- OBJECTIVE:
Will you transcribe all the entries word for word, skipping the pictures they hold?

-=-=-=-=-

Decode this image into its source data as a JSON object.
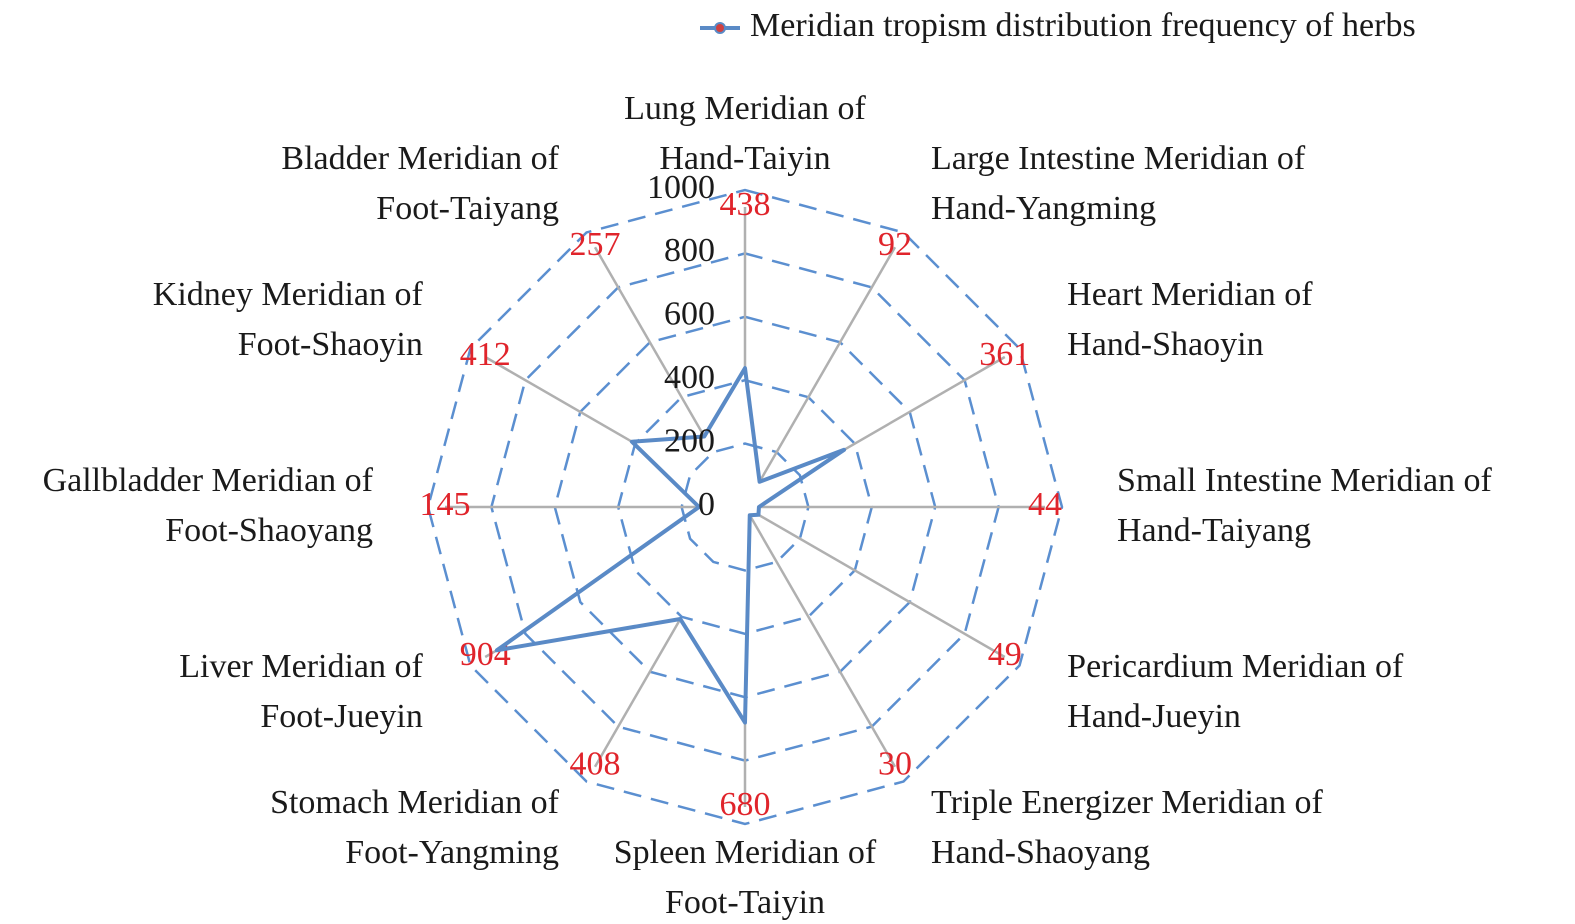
{
  "chart_data": {
    "type": "radar",
    "categories": [
      "Lung Meridian of Hand-Taiyin",
      "Large Intestine Meridian of Hand-Yangming",
      "Heart Meridian of Hand-Shaoyin",
      "Small Intestine Meridian of Hand-Taiyang",
      "Pericardium Meridian of Hand-Jueyin",
      "Triple Energizer Meridian of Hand-Shaoyang",
      "Spleen Meridian of Foot-Taiyin",
      "Stomach Meridian of Foot-Yangming",
      "Liver Meridian of Foot-Jueyin",
      "Gallbladder Meridian of Foot-Shaoyang",
      "Kidney Meridian of Foot-Shaoyin",
      "Bladder Meridian of Foot-Taiyang"
    ],
    "series": [
      {
        "name": "Meridian tropism distribution frequency of herbs",
        "color": "#5a8ac6",
        "values": [
          438,
          92,
          361,
          44,
          49,
          30,
          680,
          408,
          904,
          145,
          412,
          257
        ]
      }
    ],
    "ylim": [
      0,
      1000
    ],
    "yticks": [
      0,
      200,
      400,
      600,
      800,
      1000
    ],
    "grid": true,
    "grid_color": "#5b8fd0",
    "value_label_color": "#e0242b",
    "legend": "top-right"
  }
}
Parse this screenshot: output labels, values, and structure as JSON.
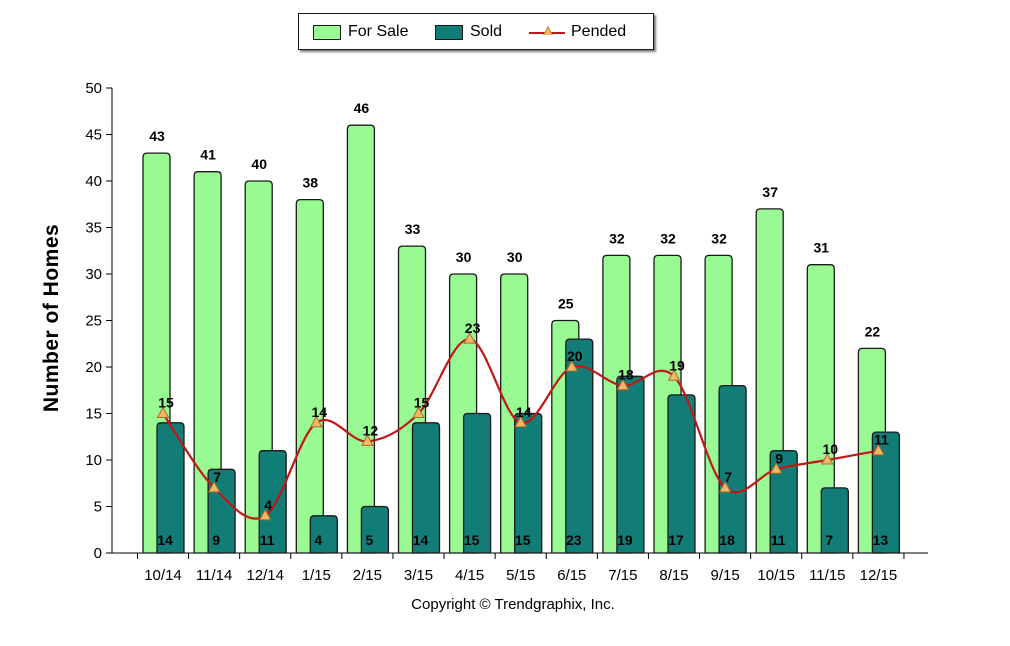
{
  "legend": {
    "for_sale": "For Sale",
    "sold": "Sold",
    "pended": "Pended"
  },
  "copyright": "Copyright © Trendgraphix, Inc.",
  "colors": {
    "for_sale_fill": "#99f993",
    "sold_fill": "#127d77",
    "pended_line": "#c01818",
    "pended_marker": "#f5b867",
    "bar_border": "#1a1a1a"
  },
  "chart_data": {
    "type": "bar",
    "title": "",
    "xlabel": "",
    "ylabel": "Number of Homes",
    "ylim": [
      0,
      50
    ],
    "yticks": [
      0,
      5,
      10,
      15,
      20,
      25,
      30,
      35,
      40,
      45,
      50
    ],
    "grid": false,
    "legend_position": "top-center",
    "categories": [
      "10/14",
      "11/14",
      "12/14",
      "1/15",
      "2/15",
      "3/15",
      "4/15",
      "5/15",
      "6/15",
      "7/15",
      "8/15",
      "9/15",
      "10/15",
      "11/15",
      "12/15"
    ],
    "series": [
      {
        "name": "For Sale",
        "type": "bar",
        "values": [
          43,
          41,
          40,
          38,
          46,
          33,
          30,
          30,
          25,
          32,
          32,
          32,
          37,
          31,
          22
        ]
      },
      {
        "name": "Sold",
        "type": "bar",
        "values": [
          14,
          9,
          11,
          4,
          5,
          14,
          15,
          15,
          23,
          19,
          17,
          18,
          11,
          7,
          13
        ]
      },
      {
        "name": "Pended",
        "type": "line",
        "values": [
          15,
          7,
          4,
          14,
          12,
          15,
          23,
          14,
          20,
          18,
          19,
          7,
          9,
          10,
          11
        ]
      }
    ]
  }
}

-=-=-=-=-

- FULL OUTPUT:
Decode this image into its source data as a JSON object.
{
  "chart_data": {
    "type": "radar",
    "categories": [
      "Lung Meridian of Hand-Taiyin",
      "Large Intestine Meridian of Hand-Yangming",
      "Heart Meridian of Hand-Shaoyin",
      "Small Intestine Meridian of Hand-Taiyang",
      "Pericardium Meridian of Hand-Jueyin",
      "Triple Energizer Meridian of Hand-Shaoyang",
      "Spleen Meridian of Foot-Taiyin",
      "Stomach Meridian of Foot-Yangming",
      "Liver Meridian of Foot-Jueyin",
      "Gallbladder Meridian of Foot-Shaoyang",
      "Kidney Meridian of Foot-Shaoyin",
      "Bladder Meridian of Foot-Taiyang"
    ],
    "series": [
      {
        "name": "Meridian tropism distribution frequency of herbs",
        "color": "#5a8ac6",
        "values": [
          438,
          92,
          361,
          44,
          49,
          30,
          680,
          408,
          904,
          145,
          412,
          257
        ]
      }
    ],
    "ylim": [
      0,
      1000
    ],
    "yticks": [
      0,
      200,
      400,
      600,
      800,
      1000
    ],
    "grid": true,
    "grid_color": "#5b8fd0",
    "value_label_color": "#e0242b",
    "legend": "top-right"
  }
}
Parse this screenshot: output labels, values, and structure as JSON.
{
  "legend": {
    "for_sale": "For Sale",
    "sold": "Sold",
    "pended": "Pended"
  },
  "copyright": "Copyright © Trendgraphix, Inc.",
  "colors": {
    "for_sale_fill": "#99f993",
    "sold_fill": "#127d77",
    "pended_line": "#c01818",
    "pended_marker": "#f5b867",
    "bar_border": "#1a1a1a"
  },
  "chart_data": {
    "type": "bar",
    "title": "",
    "xlabel": "",
    "ylabel": "Number of Homes",
    "ylim": [
      0,
      50
    ],
    "yticks": [
      0,
      5,
      10,
      15,
      20,
      25,
      30,
      35,
      40,
      45,
      50
    ],
    "grid": false,
    "legend_position": "top-center",
    "categories": [
      "10/14",
      "11/14",
      "12/14",
      "1/15",
      "2/15",
      "3/15",
      "4/15",
      "5/15",
      "6/15",
      "7/15",
      "8/15",
      "9/15",
      "10/15",
      "11/15",
      "12/15"
    ],
    "series": [
      {
        "name": "For Sale",
        "type": "bar",
        "values": [
          43,
          41,
          40,
          38,
          46,
          33,
          30,
          30,
          25,
          32,
          32,
          32,
          37,
          31,
          22
        ]
      },
      {
        "name": "Sold",
        "type": "bar",
        "values": [
          14,
          9,
          11,
          4,
          5,
          14,
          15,
          15,
          23,
          19,
          17,
          18,
          11,
          7,
          13
        ]
      },
      {
        "name": "Pended",
        "type": "line",
        "values": [
          15,
          7,
          4,
          14,
          12,
          15,
          23,
          14,
          20,
          18,
          19,
          7,
          9,
          10,
          11
        ]
      }
    ]
  }
}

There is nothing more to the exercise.